* [AIM]: Return every line of the records below word for word, changing nothing.

* [SUPPLIED RECORDS]:
** START **

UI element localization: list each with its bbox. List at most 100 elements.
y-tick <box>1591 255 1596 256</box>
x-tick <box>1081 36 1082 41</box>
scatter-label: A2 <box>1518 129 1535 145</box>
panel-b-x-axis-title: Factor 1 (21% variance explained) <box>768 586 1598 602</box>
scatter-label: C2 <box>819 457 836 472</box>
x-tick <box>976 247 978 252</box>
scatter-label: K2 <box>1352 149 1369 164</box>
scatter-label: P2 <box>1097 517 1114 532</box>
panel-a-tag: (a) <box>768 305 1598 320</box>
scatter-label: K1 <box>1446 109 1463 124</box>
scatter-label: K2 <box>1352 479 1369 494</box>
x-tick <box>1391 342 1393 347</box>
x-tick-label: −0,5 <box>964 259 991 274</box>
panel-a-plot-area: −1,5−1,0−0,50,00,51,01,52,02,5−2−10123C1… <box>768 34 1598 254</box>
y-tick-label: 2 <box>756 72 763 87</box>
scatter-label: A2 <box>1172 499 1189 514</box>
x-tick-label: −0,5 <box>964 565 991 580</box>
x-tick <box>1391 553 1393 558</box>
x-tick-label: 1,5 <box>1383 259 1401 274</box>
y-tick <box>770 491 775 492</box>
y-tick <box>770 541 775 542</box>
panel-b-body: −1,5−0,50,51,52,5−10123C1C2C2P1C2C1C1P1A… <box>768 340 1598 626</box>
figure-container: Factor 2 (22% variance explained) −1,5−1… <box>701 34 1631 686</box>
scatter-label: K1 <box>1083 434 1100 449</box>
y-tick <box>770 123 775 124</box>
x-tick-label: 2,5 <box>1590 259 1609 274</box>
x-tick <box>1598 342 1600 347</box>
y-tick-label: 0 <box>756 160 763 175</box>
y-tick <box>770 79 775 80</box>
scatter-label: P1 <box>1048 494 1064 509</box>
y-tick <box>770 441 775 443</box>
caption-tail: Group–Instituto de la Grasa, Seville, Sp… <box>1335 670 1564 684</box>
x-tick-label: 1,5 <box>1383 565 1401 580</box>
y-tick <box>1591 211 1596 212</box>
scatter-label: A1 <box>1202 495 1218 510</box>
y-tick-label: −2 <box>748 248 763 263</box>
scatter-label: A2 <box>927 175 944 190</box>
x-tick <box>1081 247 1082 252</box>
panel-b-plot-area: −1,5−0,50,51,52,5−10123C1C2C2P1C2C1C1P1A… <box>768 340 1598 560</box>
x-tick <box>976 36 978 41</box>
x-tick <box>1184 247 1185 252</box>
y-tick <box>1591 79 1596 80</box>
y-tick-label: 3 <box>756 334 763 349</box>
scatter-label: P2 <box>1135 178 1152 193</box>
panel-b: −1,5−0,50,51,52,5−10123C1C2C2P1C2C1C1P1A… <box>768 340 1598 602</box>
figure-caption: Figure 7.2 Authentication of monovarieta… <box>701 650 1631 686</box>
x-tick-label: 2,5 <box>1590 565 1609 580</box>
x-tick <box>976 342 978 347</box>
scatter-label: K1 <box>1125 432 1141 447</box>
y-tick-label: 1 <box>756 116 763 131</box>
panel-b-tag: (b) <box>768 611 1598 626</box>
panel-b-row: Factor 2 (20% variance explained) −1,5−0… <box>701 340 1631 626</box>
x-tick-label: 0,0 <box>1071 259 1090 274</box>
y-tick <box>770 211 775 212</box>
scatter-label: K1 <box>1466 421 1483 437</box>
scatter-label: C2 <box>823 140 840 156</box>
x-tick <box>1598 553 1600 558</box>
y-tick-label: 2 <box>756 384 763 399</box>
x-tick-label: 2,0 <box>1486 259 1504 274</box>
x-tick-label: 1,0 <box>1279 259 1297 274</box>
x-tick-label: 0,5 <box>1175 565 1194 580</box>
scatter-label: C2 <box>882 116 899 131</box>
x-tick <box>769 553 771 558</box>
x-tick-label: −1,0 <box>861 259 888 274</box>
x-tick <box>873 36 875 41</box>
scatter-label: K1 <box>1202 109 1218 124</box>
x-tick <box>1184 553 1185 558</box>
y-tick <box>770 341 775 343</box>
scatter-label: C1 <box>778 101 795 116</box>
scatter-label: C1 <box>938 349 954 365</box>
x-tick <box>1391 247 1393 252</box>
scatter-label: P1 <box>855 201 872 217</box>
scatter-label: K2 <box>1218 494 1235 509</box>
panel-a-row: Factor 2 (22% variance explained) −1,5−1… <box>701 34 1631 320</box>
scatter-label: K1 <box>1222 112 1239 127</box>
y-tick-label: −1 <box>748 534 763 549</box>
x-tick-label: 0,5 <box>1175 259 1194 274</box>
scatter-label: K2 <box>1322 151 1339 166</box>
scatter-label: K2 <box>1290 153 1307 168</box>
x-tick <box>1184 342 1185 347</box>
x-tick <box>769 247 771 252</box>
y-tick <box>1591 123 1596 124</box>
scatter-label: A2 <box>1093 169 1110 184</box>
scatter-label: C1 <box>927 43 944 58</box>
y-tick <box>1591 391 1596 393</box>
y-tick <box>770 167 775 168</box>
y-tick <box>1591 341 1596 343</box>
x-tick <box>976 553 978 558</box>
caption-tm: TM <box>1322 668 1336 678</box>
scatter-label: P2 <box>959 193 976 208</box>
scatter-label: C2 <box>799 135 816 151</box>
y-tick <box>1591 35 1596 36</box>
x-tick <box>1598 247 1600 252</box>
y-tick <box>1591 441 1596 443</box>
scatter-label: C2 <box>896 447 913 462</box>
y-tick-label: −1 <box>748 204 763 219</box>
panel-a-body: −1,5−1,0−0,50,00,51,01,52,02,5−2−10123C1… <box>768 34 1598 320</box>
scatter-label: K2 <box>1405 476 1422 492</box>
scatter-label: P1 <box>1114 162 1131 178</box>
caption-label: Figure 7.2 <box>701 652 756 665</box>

** END **

* [THE COMPLETED TASK]:
UI element localization: list each with its bbox. List at most 100 elements.
y-tick <box>1591 255 1596 256</box>
x-tick <box>1081 36 1082 41</box>
scatter-label: A2 <box>1518 129 1535 145</box>
panel-b-x-axis-title: Factor 1 (21% variance explained) <box>768 586 1598 602</box>
scatter-label: C2 <box>819 457 836 472</box>
x-tick <box>976 247 978 252</box>
scatter-label: K2 <box>1352 149 1369 164</box>
scatter-label: P2 <box>1097 517 1114 532</box>
panel-a-tag: (a) <box>768 305 1598 320</box>
scatter-label: K1 <box>1446 109 1463 124</box>
scatter-label: K2 <box>1352 479 1369 494</box>
x-tick <box>1391 342 1393 347</box>
x-tick-label: −0,5 <box>964 259 991 274</box>
panel-a-plot-area: −1,5−1,0−0,50,00,51,01,52,02,5−2−10123C1… <box>768 34 1598 254</box>
y-tick-label: 2 <box>756 72 763 87</box>
scatter-label: A2 <box>1172 499 1189 514</box>
x-tick-label: −0,5 <box>964 565 991 580</box>
x-tick <box>1391 553 1393 558</box>
x-tick-label: 1,5 <box>1383 259 1401 274</box>
y-tick <box>770 491 775 492</box>
y-tick <box>770 541 775 542</box>
panel-b-body: −1,5−0,50,51,52,5−10123C1C2C2P1C2C1C1P1A… <box>768 340 1598 626</box>
figure-container: Factor 2 (22% variance explained) −1,5−1… <box>701 34 1631 686</box>
scatter-label: K1 <box>1083 434 1100 449</box>
y-tick <box>770 123 775 124</box>
x-tick-label: 2,5 <box>1590 259 1609 274</box>
x-tick <box>1598 342 1600 347</box>
y-tick-label: 0 <box>756 160 763 175</box>
y-tick <box>770 79 775 80</box>
scatter-label: P1 <box>1048 494 1064 509</box>
y-tick <box>770 441 775 443</box>
caption-tail: Group–Instituto de la Grasa, Seville, Sp… <box>1335 670 1564 684</box>
x-tick-label: 1,5 <box>1383 565 1401 580</box>
y-tick <box>1591 211 1596 212</box>
scatter-label: A1 <box>1202 495 1218 510</box>
y-tick-label: −2 <box>748 248 763 263</box>
scatter-label: A2 <box>927 175 944 190</box>
x-tick <box>1081 247 1082 252</box>
panel-b-plot-area: −1,5−0,50,51,52,5−10123C1C2C2P1C2C1C1P1A… <box>768 340 1598 560</box>
x-tick <box>976 36 978 41</box>
x-tick <box>1184 247 1185 252</box>
y-tick <box>1591 79 1596 80</box>
y-tick-label: 3 <box>756 334 763 349</box>
scatter-label: P2 <box>1135 178 1152 193</box>
panel-b: −1,5−0,50,51,52,5−10123C1C2C2P1C2C1C1P1A… <box>768 340 1598 602</box>
figure-caption: Figure 7.2 Authentication of monovarieta… <box>701 650 1631 686</box>
x-tick-label: 2,5 <box>1590 565 1609 580</box>
x-tick <box>976 342 978 347</box>
scatter-label: K1 <box>1125 432 1141 447</box>
y-tick-label: 1 <box>756 116 763 131</box>
panel-b-tag: (b) <box>768 611 1598 626</box>
panel-b-row: Factor 2 (20% variance explained) −1,5−0… <box>701 340 1631 626</box>
x-tick-label: 0,0 <box>1071 259 1090 274</box>
y-tick <box>770 211 775 212</box>
scatter-label: K1 <box>1466 421 1483 437</box>
scatter-label: C2 <box>823 140 840 156</box>
x-tick <box>1598 553 1600 558</box>
y-tick-label: 2 <box>756 384 763 399</box>
x-tick-label: 2,0 <box>1486 259 1504 274</box>
x-tick-label: 1,0 <box>1279 259 1297 274</box>
x-tick-label: 0,5 <box>1175 565 1194 580</box>
scatter-label: C2 <box>882 116 899 131</box>
x-tick <box>769 553 771 558</box>
x-tick-label: −1,0 <box>861 259 888 274</box>
x-tick <box>873 36 875 41</box>
scatter-label: K1 <box>1202 109 1218 124</box>
x-tick <box>1184 553 1185 558</box>
y-tick <box>770 341 775 343</box>
scatter-label: C1 <box>778 101 795 116</box>
scatter-label: C1 <box>938 349 954 365</box>
x-tick <box>1391 247 1393 252</box>
scatter-label: P1 <box>855 201 872 217</box>
scatter-label: K2 <box>1218 494 1235 509</box>
panel-a-row: Factor 2 (22% variance explained) −1,5−1… <box>701 34 1631 320</box>
scatter-label: K1 <box>1222 112 1239 127</box>
y-tick-label: −1 <box>748 534 763 549</box>
x-tick-label: 0,5 <box>1175 259 1194 274</box>
scatter-label: K2 <box>1322 151 1339 166</box>
scatter-label: K2 <box>1290 153 1307 168</box>
x-tick <box>1184 342 1185 347</box>
x-tick <box>769 247 771 252</box>
y-tick <box>1591 123 1596 124</box>
scatter-label: A2 <box>1093 169 1110 184</box>
scatter-label: C1 <box>927 43 944 58</box>
y-tick <box>1591 391 1596 393</box>
y-tick <box>770 167 775 168</box>
y-tick <box>1591 341 1596 343</box>
x-tick <box>976 553 978 558</box>
caption-tm: TM <box>1322 668 1336 678</box>
scatter-label: P2 <box>959 193 976 208</box>
scatter-label: C2 <box>799 135 816 151</box>
y-tick <box>1591 35 1596 36</box>
x-tick <box>1598 247 1600 252</box>
y-tick <box>1591 441 1596 443</box>
scatter-label: C2 <box>896 447 913 462</box>
y-tick-label: −1 <box>748 204 763 219</box>
panel-a-body: −1,5−1,0−0,50,00,51,01,52,02,5−2−10123C1… <box>768 34 1598 320</box>
scatter-label: K2 <box>1405 476 1422 492</box>
scatter-label: P1 <box>1114 162 1131 178</box>
caption-label: Figure 7.2 <box>701 652 756 665</box>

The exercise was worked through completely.